§ Data entries
—————
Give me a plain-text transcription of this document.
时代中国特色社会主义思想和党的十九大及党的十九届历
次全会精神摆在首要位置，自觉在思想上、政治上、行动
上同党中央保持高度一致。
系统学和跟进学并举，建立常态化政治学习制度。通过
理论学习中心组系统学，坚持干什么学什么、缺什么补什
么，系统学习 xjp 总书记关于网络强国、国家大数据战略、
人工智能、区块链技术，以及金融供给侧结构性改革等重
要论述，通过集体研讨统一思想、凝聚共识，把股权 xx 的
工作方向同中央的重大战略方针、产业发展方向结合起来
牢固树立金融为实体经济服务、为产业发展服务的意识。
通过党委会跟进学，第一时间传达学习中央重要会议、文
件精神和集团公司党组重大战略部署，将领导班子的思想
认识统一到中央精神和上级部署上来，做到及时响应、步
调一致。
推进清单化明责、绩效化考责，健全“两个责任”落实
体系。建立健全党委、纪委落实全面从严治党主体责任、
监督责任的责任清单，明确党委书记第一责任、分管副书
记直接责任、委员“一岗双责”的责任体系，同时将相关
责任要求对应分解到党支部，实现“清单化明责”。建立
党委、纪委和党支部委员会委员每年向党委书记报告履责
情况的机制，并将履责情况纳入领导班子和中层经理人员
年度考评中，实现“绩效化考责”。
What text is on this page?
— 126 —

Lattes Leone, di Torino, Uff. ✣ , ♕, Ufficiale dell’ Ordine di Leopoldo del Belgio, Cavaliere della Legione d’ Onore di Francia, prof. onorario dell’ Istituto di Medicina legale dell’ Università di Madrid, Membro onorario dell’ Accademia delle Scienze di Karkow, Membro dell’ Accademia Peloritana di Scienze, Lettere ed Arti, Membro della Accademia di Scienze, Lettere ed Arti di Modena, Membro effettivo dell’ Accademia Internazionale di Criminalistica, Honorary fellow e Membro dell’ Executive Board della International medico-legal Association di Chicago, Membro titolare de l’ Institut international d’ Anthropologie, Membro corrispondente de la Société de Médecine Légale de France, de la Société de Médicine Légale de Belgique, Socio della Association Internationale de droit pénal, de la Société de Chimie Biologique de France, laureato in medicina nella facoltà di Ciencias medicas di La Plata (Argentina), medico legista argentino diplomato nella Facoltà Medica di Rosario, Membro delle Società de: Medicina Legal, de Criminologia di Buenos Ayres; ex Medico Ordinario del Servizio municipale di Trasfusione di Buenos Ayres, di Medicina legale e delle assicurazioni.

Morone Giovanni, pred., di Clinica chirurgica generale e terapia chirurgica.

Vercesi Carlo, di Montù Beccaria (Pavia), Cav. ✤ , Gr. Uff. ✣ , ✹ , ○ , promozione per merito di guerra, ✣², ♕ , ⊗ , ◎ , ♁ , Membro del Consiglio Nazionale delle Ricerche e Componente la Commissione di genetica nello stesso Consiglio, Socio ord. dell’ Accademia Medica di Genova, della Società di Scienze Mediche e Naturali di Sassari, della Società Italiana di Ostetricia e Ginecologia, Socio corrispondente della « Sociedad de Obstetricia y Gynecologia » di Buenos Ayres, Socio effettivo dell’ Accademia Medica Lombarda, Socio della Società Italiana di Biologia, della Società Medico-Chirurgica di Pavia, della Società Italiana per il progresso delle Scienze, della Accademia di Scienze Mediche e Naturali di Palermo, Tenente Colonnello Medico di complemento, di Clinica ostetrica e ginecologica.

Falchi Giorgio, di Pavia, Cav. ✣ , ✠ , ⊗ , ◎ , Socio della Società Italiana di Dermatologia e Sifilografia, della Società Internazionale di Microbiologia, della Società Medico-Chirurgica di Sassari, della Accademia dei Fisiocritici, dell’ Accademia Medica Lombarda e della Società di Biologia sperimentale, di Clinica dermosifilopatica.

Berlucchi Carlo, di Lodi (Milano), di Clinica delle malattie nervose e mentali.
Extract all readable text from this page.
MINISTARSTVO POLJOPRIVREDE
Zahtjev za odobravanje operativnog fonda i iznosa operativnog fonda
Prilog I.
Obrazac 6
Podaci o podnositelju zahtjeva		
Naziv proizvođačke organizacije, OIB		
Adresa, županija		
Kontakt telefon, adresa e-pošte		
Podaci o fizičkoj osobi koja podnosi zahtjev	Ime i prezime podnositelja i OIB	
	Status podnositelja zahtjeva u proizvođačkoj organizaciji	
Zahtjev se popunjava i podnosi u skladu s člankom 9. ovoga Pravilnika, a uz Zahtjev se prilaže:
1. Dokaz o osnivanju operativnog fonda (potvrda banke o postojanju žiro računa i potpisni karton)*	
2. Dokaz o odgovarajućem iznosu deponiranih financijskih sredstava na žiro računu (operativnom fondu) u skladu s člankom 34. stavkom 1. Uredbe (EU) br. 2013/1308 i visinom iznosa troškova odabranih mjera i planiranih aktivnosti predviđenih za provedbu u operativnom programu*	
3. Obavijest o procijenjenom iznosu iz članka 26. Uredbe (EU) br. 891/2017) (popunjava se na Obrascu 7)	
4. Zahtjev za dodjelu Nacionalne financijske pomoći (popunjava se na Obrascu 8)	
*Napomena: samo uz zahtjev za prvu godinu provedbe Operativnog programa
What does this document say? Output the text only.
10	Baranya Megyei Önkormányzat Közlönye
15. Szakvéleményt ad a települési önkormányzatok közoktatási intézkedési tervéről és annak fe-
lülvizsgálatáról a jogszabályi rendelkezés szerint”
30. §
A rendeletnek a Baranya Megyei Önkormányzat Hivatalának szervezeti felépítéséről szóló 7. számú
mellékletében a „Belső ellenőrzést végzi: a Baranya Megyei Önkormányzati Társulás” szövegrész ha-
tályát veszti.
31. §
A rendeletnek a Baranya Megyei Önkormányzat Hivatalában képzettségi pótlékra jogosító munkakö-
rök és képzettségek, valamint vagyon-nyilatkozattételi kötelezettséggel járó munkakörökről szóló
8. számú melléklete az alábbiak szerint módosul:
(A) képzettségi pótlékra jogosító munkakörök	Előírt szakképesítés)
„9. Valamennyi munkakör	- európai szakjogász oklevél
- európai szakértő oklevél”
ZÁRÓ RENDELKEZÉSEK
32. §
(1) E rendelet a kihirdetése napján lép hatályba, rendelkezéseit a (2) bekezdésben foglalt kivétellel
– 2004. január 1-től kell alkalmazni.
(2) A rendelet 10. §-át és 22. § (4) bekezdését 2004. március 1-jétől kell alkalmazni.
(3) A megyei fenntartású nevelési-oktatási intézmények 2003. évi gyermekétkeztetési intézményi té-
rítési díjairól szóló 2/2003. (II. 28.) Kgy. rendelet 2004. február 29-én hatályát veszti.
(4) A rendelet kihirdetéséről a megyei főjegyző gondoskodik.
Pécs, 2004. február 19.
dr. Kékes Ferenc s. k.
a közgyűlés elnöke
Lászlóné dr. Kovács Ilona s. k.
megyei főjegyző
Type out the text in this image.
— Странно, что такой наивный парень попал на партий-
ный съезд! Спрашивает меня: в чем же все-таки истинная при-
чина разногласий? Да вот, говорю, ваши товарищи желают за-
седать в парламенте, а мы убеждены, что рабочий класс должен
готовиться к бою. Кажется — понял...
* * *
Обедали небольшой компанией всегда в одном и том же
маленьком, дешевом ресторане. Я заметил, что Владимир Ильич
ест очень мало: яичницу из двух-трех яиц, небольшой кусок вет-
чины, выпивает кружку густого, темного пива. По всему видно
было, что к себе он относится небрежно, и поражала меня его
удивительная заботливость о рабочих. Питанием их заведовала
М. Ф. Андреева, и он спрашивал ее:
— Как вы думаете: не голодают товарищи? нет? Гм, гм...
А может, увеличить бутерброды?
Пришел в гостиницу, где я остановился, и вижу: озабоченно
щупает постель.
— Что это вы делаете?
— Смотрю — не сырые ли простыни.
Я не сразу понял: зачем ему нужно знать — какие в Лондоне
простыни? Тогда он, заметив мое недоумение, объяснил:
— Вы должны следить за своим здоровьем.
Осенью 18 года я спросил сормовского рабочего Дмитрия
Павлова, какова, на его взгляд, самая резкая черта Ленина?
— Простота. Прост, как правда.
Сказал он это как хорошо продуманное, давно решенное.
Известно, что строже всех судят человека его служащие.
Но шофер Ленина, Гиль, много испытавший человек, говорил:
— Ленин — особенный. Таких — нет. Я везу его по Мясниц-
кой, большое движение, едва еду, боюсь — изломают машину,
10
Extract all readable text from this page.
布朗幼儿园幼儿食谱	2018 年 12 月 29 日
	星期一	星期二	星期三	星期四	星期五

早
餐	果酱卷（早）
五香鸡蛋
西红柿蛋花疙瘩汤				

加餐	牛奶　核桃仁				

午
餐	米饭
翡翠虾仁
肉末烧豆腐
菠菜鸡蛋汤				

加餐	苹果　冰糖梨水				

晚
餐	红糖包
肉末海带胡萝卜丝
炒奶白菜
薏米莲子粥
—————
§ Work to be completed
Search the entries for the word "Dokaz" and copy every line that has it.

§ Correct output
1. Dokaz o osnivanju operativnog fonda (potvrda banke o postojanju žiro računa i potpisni karton)*	
2. Dokaz o odgovarajućem iznosu deponiranih financijskih sredstava na žiro računu (operativnom fondu) u skladu s člankom 34. stavkom 1. Uredbe (EU) br. 2013/1308 i visinom iznosa troškova odabranih mjera i planiranih aktivnosti predviđenih za provedbu u operativnom programu*	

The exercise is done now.